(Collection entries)
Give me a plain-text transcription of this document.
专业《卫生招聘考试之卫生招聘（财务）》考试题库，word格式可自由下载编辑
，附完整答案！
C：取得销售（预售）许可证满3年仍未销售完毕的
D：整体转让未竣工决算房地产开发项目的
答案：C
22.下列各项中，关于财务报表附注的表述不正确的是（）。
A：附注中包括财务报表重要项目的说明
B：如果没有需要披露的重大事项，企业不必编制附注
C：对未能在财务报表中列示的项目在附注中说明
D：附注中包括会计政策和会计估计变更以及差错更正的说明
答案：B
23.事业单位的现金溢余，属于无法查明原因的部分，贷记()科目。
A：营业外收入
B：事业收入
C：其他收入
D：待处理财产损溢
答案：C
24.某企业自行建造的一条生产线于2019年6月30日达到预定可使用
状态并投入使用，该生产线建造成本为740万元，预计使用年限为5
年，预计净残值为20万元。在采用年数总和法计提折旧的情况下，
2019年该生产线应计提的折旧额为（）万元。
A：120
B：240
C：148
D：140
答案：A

Directions for this task :: Quote each line above in full, word for word.

Exercise output ::
Give me a plain-text transcription of this document.
专业《卫生招聘考试之卫生招聘（财务）》考试题库，word格式可自由下载编辑
，附完整答案！
C：取得销售（预售）许可证满3年仍未销售完毕的
D：整体转让未竣工决算房地产开发项目的
答案：C
22.下列各项中，关于财务报表附注的表述不正确的是（）。
A：附注中包括财务报表重要项目的说明
B：如果没有需要披露的重大事项，企业不必编制附注
C：对未能在财务报表中列示的项目在附注中说明
D：附注中包括会计政策和会计估计变更以及差错更正的说明
答案：B
23.事业单位的现金溢余，属于无法查明原因的部分，贷记()科目。
A：营业外收入
B：事业收入
C：其他收入
D：待处理财产损溢
答案：C
24.某企业自行建造的一条生产线于2019年6月30日达到预定可使用
状态并投入使用，该生产线建造成本为740万元，预计使用年限为5
年，预计净残值为20万元。在采用年数总和法计提折旧的情况下，
2019年该生产线应计提的折旧额为（）万元。
A：120
B：240
C：148
D：140
答案：A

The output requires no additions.